* JOB
Print the complete set of entries exactly.

* SUPPLIED DATA
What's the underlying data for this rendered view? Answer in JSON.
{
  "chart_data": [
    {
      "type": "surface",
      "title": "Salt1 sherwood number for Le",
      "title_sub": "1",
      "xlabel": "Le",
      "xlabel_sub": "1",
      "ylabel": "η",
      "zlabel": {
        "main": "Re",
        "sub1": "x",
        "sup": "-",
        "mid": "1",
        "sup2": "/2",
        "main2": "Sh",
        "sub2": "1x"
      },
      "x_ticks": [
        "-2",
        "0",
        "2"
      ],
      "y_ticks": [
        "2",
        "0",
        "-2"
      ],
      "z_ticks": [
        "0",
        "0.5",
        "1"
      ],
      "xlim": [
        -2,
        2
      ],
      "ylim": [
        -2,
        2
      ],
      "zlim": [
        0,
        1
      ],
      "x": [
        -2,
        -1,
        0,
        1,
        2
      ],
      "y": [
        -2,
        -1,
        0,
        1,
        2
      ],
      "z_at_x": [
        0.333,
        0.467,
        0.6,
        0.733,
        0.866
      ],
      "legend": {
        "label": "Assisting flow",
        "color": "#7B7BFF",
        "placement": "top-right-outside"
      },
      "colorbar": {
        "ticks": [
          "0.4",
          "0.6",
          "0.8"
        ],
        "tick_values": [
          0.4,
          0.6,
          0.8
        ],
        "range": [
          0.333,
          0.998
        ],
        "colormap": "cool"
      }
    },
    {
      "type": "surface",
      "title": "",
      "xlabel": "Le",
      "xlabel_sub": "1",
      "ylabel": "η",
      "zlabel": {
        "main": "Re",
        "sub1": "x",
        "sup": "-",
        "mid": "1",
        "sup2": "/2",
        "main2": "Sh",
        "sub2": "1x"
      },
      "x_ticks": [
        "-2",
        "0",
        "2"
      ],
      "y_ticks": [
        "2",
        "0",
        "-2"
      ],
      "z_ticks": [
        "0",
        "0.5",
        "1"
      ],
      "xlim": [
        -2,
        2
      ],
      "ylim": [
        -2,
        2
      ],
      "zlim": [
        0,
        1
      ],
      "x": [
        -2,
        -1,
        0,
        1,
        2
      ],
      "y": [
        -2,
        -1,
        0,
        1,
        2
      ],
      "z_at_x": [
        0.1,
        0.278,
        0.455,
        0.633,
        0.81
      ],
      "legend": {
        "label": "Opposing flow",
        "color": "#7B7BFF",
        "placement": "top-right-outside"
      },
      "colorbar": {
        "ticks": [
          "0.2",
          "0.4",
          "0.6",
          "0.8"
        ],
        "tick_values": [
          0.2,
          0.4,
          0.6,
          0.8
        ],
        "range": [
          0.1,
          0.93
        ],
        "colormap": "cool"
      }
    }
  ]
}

* EXERCISE OUTPUT
What's the underlying data for this rendered view? Answer in JSON.
{
  "chart_data": [
    {
      "type": "surface",
      "title": "Salt1 sherwood number for Le",
      "title_sub": "1",
      "xlabel": "Le",
      "xlabel_sub": "1",
      "ylabel": "η",
      "zlabel": {
        "main": "Re",
        "sub1": "x",
        "sup": "-",
        "mid": "1",
        "sup2": "/2",
        "main2": "Sh",
        "sub2": "1x"
      },
      "x_ticks": [
        "-2",
        "0",
        "2"
      ],
      "y_ticks": [
        "2",
        "0",
        "-2"
      ],
      "z_ticks": [
        "0",
        "0.5",
        "1"
      ],
      "xlim": [
        -2,
        2
      ],
      "ylim": [
        -2,
        2
      ],
      "zlim": [
        0,
        1
      ],
      "x": [
        -2,
        -1,
        0,
        1,
        2
      ],
      "y": [
        -2,
        -1,
        0,
        1,
        2
      ],
      "z_at_x": [
        0.333,
        0.467,
        0.6,
        0.733,
        0.866
      ],
      "legend": {
        "label": "Assisting flow",
        "color": "#7B7BFF",
        "placement": "top-right-outside"
      },
      "colorbar": {
        "ticks": [
          "0.4",
          "0.6",
          "0.8"
        ],
        "tick_values": [
          0.4,
          0.6,
          0.8
        ],
        "range": [
          0.333,
          0.998
        ],
        "colormap": "cool"
      }
    },
    {
      "type": "surface",
      "title": "",
      "xlabel": "Le",
      "xlabel_sub": "1",
      "ylabel": "η",
      "zlabel": {
        "main": "Re",
        "sub1": "x",
        "sup": "-",
        "mid": "1",
        "sup2": "/2",
        "main2": "Sh",
        "sub2": "1x"
      },
      "x_ticks": [
        "-2",
        "0",
        "2"
      ],
      "y_ticks": [
        "2",
        "0",
        "-2"
      ],
      "z_ticks": [
        "0",
        "0.5",
        "1"
      ],
      "xlim": [
        -2,
        2
      ],
      "ylim": [
        -2,
        2
      ],
      "zlim": [
        0,
        1
      ],
      "x": [
        -2,
        -1,
        0,
        1,
        2
      ],
      "y": [
        -2,
        -1,
        0,
        1,
        2
      ],
      "z_at_x": [
        0.1,
        0.278,
        0.455,
        0.633,
        0.81
      ],
      "legend": {
        "label": "Opposing flow",
        "color": "#7B7BFF",
        "placement": "top-right-outside"
      },
      "colorbar": {
        "ticks": [
          "0.2",
          "0.4",
          "0.6",
          "0.8"
        ],
        "tick_values": [
          0.2,
          0.4,
          0.6,
          0.8
        ],
        "range": [
          0.1,
          0.93
        ],
        "colormap": "cool"
      }
    }
  ]
}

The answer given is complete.